═════ Trecho do texto
Por razões óbvias, vou me deter nas outras duas. Começo afirmando que o governo Dilma tem sido visto até agora como um governo de transição e este é seu maior fardo. Não é um fim em si mesmo. Desde a campanha, assim tem sido entendido, até mesmo com a cumplicidade da presidente. É um governo tampão. Sem muita cerimônia, tem se admitido que é um interregno até o retorno de Lula ao poder. Nada pior para o governante do que ter caráter transitório. Tira-lhe legitimidade e autoridade.

Se é tampão, que interesse teria o PMBD em criar crises? Ora, se o governo for bem-sucedido, os ganhos não serão do PMDB e sim do PT. Se for um fiasco ou medíocre, o PMDB, nas vésperas das eleições de 2014, passará para a oposição, como fez nos governos Sarney e Collor. Seus compromissos são pragmáticos e eleitoreiros, valem enquanto for bom para o sucesso eleitoral do partido. Os embates do PMDB com o governo visam fundamentalmente a conseguir cargos e verbas. Trata-se do exercício de forte poder de chantagem com vistas ao controle de posições importantes na máquina pública em termos de prestígio e orçamento. Nada, portanto, que dignifique o partido e o País.

O PMDB, no entanto, tem razão quando reclama da concentração de poder nas mãos do PT. Dados parciais de pesquisa que venho realizando mostram várias evidências a esse respeito. Entre os altos dirigentes públicos, apenas 21% e 29% eram filiados a partidos, respectivamente, nos governos FHC e Lula. No entanto, os dados são expressivos quando se olha o partido de filiação desse grupo: no governo FHC, 30% pertenciam ao PSDB e 20% ao PMDB, os partidos mais representados. No governo Lula, a parcela do PT representou 60% e a do PMDB caiu para 15%. Os dados do governo Dilma parecem indicar situação ainda mais desfavorável ao PMDB e a todos os partidos da coalizão. Quando miramos o ministério, a situação é também emblemática: o PT controla metade das pastas e o PMDB mal chegou a um quinto no governo Dilma.

Do ponto de vista da biografia política, Dilma é uma outsider, embora conte com a pajelança de governadores e com um padrinho de peso. Pelo menos por enquanto. Politicamente fraca, não soube ainda construir sua popularidade, expressa-se mal, não tem o encantamento verborrágico de Lula. Não tem experiência de negociação parlamentar e conta com um quadro de amadores na política, ao lado de um grupo de raposas mofadas e de bancadas moralistas que a fazem refém de oligarquias e credos.
══════════
▶ _Tarefas propostas_
1. Reproduza o trecho do texto sobre o governo Dilma que vai de "Do ponto de" até "oligarquias e credos.".
2. Com base no texto sobre o governo Dilma, responda:
(a) Que porcentagem dos altos dirigentes públicos era filiada a partidos no governo Lula?
(b) Em quais governos o PMDB passou para a oposição?
(c) Que parcela das pastas do ministério o PT controla no governo Dilma?
═════ Dados fornecidos
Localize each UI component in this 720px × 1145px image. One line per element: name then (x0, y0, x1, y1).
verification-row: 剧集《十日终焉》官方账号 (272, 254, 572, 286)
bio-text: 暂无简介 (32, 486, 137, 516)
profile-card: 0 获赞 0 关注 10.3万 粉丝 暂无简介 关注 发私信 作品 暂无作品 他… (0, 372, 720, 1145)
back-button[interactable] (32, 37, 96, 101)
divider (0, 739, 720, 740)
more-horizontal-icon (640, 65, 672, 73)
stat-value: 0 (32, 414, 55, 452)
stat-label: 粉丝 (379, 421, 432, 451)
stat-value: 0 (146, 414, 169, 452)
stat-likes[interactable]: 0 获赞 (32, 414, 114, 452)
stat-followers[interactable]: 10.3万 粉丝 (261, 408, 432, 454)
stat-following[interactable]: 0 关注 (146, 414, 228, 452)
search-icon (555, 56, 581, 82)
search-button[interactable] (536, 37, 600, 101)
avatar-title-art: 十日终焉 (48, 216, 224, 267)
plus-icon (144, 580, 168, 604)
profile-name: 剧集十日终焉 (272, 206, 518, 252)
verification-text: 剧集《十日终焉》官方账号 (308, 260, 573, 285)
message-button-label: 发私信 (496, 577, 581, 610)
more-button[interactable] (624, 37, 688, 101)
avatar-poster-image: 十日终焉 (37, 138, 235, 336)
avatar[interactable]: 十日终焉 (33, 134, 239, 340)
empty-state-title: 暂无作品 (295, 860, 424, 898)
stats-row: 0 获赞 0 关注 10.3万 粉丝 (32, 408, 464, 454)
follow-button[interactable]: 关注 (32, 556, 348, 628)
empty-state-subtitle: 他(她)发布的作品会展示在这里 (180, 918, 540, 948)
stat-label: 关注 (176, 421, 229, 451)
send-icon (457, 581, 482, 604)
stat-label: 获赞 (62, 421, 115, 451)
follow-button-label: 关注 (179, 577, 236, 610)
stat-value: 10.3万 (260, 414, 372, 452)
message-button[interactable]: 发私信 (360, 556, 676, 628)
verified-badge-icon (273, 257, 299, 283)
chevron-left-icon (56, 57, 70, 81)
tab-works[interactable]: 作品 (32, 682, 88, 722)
══════════
▶ _Respostas_
1.
Do ponto de vista da biografia política, Dilma é uma outsider, embora conte com a pajelança de governadores e com um padrinho de peso. Pelo menos por enquanto. Politicamente fraca, não soube ainda construir sua popularidade, expressa-se mal, não tem o encantamento verborrágico de Lula. Não tem experiência de negociação parlamentar e conta com um quadro de amadores na política, ao lado de um grupo de raposas mofadas e de bancadas moralistas que a fazem refém de oligarquias e credos.

2.
(a) 29%.
(b) Nos governos Sarney e Collor.
(c) Metade.